**ITEMS**

'''

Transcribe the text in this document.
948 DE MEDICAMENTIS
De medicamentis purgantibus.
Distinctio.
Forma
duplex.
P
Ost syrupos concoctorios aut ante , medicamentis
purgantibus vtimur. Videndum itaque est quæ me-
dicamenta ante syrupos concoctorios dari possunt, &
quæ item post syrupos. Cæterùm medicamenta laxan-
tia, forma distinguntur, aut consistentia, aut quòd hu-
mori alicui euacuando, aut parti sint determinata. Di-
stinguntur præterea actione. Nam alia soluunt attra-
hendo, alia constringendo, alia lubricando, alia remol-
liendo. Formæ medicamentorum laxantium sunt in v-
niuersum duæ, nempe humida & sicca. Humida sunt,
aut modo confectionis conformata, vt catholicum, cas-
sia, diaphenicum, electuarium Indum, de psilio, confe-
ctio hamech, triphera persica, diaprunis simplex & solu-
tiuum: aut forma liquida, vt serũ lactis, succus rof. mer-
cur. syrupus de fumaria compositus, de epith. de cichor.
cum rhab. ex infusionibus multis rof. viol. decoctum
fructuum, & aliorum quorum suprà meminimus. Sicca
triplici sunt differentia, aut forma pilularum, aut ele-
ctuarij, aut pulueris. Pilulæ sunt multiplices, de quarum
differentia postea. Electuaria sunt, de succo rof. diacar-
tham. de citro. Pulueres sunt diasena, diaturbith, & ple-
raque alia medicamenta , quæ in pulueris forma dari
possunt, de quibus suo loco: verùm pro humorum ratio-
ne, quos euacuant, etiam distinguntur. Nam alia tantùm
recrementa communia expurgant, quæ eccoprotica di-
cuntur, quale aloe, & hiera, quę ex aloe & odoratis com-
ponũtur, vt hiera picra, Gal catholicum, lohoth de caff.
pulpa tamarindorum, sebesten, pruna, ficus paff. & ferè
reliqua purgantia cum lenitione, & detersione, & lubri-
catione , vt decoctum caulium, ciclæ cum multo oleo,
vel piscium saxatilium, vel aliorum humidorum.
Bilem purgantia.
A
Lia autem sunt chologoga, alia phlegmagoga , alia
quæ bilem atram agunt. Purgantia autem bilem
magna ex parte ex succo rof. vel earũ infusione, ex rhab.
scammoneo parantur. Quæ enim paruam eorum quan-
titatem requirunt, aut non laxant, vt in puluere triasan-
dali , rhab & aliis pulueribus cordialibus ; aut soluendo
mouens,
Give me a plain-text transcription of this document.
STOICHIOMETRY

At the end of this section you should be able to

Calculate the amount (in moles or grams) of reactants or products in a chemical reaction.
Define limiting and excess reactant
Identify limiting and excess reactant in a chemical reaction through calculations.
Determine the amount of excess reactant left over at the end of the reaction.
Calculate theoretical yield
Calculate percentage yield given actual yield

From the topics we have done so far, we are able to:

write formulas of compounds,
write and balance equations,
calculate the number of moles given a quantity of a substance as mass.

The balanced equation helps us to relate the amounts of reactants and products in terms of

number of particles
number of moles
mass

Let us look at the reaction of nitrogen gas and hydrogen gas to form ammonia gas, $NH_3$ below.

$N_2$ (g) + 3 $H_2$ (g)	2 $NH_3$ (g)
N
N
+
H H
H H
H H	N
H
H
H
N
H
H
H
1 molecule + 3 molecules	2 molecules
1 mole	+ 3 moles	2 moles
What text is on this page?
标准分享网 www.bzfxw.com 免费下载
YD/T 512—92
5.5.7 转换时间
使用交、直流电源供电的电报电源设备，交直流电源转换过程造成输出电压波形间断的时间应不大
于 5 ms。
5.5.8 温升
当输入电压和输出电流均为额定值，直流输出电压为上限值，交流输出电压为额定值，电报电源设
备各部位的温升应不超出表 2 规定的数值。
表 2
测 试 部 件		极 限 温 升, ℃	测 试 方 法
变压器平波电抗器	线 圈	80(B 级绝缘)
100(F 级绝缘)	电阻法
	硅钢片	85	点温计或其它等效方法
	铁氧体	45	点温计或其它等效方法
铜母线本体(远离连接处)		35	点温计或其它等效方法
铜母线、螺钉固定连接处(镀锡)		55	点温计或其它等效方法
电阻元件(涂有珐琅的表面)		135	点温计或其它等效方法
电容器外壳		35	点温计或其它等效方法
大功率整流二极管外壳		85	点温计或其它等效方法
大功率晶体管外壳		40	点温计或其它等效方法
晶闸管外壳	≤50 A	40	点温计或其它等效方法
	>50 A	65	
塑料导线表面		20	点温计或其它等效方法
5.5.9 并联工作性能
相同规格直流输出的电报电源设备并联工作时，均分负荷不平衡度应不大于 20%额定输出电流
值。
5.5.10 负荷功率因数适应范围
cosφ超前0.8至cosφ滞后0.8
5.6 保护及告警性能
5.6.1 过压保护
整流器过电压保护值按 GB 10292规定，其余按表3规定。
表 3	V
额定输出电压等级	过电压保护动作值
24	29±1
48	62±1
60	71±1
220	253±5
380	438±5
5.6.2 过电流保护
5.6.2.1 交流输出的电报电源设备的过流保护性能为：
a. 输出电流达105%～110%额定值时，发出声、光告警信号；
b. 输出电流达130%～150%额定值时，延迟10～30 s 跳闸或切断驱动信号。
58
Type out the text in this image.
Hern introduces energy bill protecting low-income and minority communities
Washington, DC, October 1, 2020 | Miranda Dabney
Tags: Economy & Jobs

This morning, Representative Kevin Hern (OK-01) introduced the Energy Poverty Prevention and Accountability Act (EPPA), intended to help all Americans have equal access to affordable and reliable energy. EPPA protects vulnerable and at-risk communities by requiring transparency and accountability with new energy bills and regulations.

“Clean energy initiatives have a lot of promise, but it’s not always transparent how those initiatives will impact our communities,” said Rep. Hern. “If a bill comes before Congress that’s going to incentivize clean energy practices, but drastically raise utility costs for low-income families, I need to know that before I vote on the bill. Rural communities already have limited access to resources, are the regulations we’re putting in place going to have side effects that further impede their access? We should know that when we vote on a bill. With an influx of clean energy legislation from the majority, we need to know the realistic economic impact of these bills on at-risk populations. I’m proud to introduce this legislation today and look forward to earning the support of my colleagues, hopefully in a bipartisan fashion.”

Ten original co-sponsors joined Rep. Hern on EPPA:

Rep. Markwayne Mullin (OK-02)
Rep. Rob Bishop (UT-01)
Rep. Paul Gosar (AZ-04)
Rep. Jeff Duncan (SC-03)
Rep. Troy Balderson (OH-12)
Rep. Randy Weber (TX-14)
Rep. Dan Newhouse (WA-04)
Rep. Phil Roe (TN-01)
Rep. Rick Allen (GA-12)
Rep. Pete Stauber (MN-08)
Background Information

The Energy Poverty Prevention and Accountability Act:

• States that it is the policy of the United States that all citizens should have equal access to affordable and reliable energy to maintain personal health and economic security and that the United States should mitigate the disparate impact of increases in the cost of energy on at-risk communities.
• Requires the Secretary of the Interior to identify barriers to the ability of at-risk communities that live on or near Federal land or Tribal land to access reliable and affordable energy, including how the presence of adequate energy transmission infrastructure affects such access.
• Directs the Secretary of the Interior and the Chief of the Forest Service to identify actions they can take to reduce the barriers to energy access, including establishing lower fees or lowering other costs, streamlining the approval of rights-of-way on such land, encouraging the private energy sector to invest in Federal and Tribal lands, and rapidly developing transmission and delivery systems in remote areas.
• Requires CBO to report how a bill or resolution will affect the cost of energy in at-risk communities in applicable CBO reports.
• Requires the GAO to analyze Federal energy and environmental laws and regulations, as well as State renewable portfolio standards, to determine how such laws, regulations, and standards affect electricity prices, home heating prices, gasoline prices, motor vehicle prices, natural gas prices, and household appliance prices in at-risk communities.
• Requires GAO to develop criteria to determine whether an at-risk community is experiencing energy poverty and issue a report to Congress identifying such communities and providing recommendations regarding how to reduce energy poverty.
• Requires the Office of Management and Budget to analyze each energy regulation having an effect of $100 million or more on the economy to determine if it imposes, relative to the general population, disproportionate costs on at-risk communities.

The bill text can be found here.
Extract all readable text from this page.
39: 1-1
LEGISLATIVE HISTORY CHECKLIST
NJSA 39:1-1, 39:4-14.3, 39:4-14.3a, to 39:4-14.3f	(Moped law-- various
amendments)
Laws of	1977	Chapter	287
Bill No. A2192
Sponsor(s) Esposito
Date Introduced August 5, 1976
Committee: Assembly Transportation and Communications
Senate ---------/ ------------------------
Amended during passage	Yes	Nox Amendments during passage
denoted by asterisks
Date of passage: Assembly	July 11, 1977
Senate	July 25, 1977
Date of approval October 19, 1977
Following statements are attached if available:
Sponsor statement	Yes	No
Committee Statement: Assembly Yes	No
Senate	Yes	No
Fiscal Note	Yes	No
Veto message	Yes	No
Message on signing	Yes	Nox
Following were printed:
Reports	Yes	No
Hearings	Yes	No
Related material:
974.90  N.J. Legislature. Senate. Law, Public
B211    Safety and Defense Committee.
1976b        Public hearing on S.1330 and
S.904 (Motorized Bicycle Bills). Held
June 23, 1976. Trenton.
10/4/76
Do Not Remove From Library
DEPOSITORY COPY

'''

**SHORT EXERCISE**
Find each line holding "Interior". Copy it out.

**ANSWER TO THIS EXERCISE**
• Requires the Secretary of the Interior to identify barriers to the ability of at-risk communities that live on or near Federal land or Tribal land to access reliable and affordable energy, including how the presence of adequate energy transmission infrastructure affects such access.
• Directs the Secretary of the Interior and the Chief of the Forest Service to identify actions they can take to reduce the barriers to energy access, including establishing lower fees or lowering other costs, streamlining the approval of rights-of-way on such land, encouraging the private energy sector to invest in Federal and Tribal lands, and rapidly developing transmission and delivery systems in remote areas.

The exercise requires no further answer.